**TASK DETAILS:** Copy the following rows word for word.

**TASK MATERIAL:**
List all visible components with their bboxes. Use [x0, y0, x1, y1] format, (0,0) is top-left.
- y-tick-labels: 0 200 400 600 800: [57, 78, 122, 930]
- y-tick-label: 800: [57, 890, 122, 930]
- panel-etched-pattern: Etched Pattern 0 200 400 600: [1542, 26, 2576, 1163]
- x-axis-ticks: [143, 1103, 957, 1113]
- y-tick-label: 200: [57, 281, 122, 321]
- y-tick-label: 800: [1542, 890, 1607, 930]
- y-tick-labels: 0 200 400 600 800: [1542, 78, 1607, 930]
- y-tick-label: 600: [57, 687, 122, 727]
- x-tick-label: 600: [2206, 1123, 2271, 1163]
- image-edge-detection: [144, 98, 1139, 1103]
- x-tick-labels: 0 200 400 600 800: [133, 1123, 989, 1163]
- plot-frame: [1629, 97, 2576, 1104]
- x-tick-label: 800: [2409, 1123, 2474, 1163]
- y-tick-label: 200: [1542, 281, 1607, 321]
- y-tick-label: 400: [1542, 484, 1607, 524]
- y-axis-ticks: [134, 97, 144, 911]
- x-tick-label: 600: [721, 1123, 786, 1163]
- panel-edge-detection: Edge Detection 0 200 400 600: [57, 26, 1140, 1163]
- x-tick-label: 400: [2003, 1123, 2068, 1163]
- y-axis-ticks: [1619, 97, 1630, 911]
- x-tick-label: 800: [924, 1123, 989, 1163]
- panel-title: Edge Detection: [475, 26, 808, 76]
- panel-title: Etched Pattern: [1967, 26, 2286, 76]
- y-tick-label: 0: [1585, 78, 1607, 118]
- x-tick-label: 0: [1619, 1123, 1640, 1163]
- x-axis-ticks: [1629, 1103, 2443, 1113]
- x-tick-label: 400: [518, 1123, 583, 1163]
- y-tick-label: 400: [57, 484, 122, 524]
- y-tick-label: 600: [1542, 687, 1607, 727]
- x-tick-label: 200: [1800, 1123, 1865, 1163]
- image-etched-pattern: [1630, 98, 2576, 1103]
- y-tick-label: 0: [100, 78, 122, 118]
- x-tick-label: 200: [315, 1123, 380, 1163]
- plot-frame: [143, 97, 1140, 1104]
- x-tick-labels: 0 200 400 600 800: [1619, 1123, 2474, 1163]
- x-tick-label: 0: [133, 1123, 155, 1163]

**TASK RESPONSE:**
List all visible components with their bboxes. Use [x0, y0, x1, y1] format, (0,0) is top-left.
- y-tick-labels: 0 200 400 600 800: [57, 78, 122, 930]
- y-tick-label: 800: [57, 890, 122, 930]
- panel-etched-pattern: Etched Pattern 0 200 400 600: [1542, 26, 2576, 1163]
- x-axis-ticks: [143, 1103, 957, 1113]
- y-tick-label: 200: [57, 281, 122, 321]
- y-tick-label: 800: [1542, 890, 1607, 930]
- y-tick-labels: 0 200 400 600 800: [1542, 78, 1607, 930]
- y-tick-label: 600: [57, 687, 122, 727]
- x-tick-label: 600: [2206, 1123, 2271, 1163]
- image-edge-detection: [144, 98, 1139, 1103]
- x-tick-labels: 0 200 400 600 800: [133, 1123, 989, 1163]
- plot-frame: [1629, 97, 2576, 1104]
- x-tick-label: 800: [2409, 1123, 2474, 1163]
- y-tick-label: 200: [1542, 281, 1607, 321]
- y-tick-label: 400: [1542, 484, 1607, 524]
- y-axis-ticks: [134, 97, 144, 911]
- x-tick-label: 600: [721, 1123, 786, 1163]
- panel-edge-detection: Edge Detection 0 200 400 600: [57, 26, 1140, 1163]
- x-tick-label: 400: [2003, 1123, 2068, 1163]
- y-axis-ticks: [1619, 97, 1630, 911]
- x-tick-label: 800: [924, 1123, 989, 1163]
- panel-title: Edge Detection: [475, 26, 808, 76]
- panel-title: Etched Pattern: [1967, 26, 2286, 76]
- y-tick-label: 0: [1585, 78, 1607, 118]
- x-tick-label: 0: [1619, 1123, 1640, 1163]
- x-axis-ticks: [1629, 1103, 2443, 1113]
- x-tick-label: 400: [518, 1123, 583, 1163]
- y-tick-label: 400: [57, 484, 122, 524]
- y-tick-label: 600: [1542, 687, 1607, 727]
- x-tick-label: 200: [1800, 1123, 1865, 1163]
- image-etched-pattern: [1630, 98, 2576, 1103]
- y-tick-label: 0: [100, 78, 122, 118]
- x-tick-label: 200: [315, 1123, 380, 1163]
- plot-frame: [143, 97, 1140, 1104]
- x-tick-labels: 0 200 400 600 800: [1619, 1123, 2474, 1163]
- x-tick-label: 0: [133, 1123, 155, 1163]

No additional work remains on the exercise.